Data records
________________________________________

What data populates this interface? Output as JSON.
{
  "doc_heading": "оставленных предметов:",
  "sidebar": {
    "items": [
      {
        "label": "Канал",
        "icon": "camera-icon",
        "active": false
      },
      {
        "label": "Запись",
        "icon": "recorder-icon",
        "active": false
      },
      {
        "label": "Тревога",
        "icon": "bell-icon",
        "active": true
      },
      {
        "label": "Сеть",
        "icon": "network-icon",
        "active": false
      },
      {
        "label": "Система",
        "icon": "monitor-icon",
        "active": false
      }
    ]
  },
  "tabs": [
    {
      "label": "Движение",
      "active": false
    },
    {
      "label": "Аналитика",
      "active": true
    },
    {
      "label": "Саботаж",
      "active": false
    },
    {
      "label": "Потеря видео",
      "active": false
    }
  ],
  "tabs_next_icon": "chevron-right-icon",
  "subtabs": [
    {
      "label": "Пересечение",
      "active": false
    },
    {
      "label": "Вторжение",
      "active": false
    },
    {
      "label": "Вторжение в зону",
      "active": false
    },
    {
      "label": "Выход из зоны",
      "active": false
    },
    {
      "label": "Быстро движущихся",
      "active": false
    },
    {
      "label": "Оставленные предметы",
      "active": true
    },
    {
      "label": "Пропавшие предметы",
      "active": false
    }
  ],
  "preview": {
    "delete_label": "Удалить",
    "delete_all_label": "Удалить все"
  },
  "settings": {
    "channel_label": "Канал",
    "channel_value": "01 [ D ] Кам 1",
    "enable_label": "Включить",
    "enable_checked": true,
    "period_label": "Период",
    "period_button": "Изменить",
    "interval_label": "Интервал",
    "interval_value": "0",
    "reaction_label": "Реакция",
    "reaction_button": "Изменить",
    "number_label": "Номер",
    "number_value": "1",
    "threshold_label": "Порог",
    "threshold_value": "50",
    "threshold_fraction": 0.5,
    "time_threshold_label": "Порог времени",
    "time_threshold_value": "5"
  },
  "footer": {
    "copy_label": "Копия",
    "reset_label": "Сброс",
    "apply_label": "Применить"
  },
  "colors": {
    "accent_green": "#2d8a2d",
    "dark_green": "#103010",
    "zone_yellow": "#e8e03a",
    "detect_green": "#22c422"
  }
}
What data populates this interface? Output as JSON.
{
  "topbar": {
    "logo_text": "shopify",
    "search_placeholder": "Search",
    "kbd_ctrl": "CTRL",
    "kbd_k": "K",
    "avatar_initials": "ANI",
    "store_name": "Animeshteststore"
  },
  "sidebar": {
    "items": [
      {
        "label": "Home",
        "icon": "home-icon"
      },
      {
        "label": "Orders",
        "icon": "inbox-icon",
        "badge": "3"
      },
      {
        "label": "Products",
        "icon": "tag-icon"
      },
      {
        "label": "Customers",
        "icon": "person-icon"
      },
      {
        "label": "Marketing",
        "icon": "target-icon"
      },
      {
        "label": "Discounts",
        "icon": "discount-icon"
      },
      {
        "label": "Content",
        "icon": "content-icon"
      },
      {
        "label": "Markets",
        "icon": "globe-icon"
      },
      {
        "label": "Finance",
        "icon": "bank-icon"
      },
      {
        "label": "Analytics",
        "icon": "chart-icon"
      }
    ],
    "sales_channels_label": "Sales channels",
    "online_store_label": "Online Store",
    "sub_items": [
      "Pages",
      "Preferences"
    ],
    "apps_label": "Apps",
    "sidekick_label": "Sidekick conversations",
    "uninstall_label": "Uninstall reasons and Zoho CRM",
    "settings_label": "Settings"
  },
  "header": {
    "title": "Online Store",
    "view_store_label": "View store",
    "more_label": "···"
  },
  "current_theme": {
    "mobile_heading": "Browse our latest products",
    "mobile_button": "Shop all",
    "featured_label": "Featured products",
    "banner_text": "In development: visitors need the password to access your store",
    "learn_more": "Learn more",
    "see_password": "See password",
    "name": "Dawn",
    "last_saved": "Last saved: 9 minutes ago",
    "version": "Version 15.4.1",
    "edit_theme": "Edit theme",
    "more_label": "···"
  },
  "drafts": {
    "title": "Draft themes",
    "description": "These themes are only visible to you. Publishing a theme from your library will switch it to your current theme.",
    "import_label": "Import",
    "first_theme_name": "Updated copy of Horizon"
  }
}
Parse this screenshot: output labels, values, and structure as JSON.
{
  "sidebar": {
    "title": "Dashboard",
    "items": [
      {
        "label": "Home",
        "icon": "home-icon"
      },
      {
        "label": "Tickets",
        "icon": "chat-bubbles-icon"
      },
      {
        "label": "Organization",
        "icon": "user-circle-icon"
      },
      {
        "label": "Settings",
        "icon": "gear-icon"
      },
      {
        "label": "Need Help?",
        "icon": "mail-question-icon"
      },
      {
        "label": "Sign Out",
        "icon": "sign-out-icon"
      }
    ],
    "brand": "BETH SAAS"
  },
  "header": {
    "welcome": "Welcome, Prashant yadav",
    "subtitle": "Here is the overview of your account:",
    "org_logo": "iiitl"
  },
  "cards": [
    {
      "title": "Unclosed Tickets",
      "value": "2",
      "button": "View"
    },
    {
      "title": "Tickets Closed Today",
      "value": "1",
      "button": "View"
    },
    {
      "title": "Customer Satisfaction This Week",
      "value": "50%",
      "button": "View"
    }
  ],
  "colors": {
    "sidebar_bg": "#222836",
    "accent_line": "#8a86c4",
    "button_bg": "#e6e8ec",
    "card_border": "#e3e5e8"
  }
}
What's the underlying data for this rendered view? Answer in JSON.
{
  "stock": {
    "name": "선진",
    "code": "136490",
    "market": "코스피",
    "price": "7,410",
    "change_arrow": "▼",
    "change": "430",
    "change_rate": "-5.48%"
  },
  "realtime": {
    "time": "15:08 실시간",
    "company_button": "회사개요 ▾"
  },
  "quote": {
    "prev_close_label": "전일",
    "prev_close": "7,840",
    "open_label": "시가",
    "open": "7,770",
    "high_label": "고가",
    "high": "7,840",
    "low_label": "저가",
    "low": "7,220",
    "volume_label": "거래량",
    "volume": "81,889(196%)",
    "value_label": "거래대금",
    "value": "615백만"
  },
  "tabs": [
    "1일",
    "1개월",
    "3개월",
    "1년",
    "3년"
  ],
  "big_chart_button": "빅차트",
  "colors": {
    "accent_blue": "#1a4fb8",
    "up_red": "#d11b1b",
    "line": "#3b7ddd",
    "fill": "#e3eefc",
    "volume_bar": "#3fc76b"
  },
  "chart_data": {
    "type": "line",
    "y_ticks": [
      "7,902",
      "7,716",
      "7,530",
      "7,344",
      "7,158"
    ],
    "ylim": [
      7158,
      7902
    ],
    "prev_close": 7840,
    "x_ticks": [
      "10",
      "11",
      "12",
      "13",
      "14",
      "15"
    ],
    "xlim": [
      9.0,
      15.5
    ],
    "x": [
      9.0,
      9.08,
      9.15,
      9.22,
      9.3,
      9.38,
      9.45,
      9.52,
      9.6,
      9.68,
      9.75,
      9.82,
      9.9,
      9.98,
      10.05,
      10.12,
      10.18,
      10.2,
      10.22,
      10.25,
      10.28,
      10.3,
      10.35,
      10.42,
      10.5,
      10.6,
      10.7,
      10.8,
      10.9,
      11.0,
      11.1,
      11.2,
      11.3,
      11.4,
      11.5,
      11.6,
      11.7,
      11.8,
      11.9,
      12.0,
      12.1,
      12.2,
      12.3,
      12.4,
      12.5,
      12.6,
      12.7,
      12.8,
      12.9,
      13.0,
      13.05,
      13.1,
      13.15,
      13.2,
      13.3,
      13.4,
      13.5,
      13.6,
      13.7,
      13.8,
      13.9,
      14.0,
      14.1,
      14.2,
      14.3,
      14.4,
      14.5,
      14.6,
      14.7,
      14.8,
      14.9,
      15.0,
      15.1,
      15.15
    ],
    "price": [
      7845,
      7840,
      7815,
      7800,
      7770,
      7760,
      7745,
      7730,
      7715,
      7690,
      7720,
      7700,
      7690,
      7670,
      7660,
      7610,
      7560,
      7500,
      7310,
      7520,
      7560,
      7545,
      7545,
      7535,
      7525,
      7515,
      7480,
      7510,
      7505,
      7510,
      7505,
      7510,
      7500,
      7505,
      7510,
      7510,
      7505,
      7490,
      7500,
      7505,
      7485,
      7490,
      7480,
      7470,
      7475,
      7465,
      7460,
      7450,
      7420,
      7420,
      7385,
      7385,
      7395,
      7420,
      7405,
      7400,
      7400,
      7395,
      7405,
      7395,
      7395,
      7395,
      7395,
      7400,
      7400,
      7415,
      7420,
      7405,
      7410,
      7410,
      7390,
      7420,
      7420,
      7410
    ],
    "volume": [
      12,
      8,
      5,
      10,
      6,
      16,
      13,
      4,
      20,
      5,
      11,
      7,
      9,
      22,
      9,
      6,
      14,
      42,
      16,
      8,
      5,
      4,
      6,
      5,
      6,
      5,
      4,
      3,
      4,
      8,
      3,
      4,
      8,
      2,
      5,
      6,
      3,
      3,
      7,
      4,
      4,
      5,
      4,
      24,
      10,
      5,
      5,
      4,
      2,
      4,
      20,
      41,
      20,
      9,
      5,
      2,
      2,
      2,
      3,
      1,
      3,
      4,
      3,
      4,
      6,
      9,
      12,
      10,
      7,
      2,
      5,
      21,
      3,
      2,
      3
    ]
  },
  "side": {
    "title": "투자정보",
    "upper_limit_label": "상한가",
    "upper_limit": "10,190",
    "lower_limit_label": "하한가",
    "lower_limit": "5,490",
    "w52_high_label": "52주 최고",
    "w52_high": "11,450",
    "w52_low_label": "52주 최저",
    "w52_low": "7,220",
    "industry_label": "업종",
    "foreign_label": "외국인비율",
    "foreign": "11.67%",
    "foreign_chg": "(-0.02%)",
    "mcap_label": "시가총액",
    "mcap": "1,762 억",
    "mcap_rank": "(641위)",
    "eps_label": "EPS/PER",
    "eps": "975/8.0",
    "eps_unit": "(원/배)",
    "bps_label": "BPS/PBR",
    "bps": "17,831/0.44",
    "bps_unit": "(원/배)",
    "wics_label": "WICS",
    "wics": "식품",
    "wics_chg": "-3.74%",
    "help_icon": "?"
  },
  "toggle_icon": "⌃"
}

________________________________________

*WRITTEN INSTRUCTION*
Copy down every line of the entries containing the word "password".

*SOLUTION*
    "banner_text": "In development: visitors need the password to access your store",
    "see_password": "See password",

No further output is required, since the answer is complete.